Short problem – List, from the lines below, each one with "status" in it.

Provided data –
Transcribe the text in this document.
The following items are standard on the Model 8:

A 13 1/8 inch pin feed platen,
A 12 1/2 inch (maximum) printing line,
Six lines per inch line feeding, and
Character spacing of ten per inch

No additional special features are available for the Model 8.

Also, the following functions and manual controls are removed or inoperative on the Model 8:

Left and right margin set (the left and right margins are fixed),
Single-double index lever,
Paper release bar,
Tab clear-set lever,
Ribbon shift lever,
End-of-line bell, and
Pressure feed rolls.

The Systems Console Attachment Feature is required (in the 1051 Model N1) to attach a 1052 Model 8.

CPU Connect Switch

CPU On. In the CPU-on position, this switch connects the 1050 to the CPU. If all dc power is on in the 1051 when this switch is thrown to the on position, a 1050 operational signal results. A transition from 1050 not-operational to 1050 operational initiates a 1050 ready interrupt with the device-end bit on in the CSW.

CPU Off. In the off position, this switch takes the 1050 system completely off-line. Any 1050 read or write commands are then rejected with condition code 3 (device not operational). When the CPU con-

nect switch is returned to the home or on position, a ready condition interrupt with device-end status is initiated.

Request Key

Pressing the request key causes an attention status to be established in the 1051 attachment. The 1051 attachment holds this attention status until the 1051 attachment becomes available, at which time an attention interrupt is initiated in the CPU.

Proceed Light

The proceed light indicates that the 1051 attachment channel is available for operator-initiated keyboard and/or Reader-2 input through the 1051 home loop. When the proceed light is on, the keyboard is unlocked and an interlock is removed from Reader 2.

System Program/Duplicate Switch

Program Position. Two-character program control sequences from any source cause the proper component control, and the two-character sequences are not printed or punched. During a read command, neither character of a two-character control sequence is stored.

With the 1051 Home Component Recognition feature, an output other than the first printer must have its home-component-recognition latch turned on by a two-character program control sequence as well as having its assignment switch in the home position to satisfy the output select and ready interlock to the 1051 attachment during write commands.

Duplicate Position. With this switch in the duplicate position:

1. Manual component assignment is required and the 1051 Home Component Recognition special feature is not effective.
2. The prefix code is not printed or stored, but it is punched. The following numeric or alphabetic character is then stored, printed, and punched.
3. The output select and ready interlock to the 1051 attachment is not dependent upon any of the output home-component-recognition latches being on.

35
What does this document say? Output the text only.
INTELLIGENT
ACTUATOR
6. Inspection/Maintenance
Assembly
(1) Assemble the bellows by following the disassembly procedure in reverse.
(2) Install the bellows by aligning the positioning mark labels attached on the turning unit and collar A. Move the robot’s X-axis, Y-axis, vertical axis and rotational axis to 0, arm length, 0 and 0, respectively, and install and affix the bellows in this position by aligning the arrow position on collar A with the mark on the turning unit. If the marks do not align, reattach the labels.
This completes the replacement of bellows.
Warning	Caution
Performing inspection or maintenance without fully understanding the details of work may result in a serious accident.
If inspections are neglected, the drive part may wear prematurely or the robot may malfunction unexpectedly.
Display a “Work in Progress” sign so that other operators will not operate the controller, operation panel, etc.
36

Correct result –
nect switch is returned to the home or on position, a ready condition interrupt with device-end status is initiated.
Pressing the request key causes an attention status to be established in the 1051 attachment. The 1051 attachment holds this attention status until the 1051 attachment becomes available, at which time an attention interrupt is initiated in the CPU.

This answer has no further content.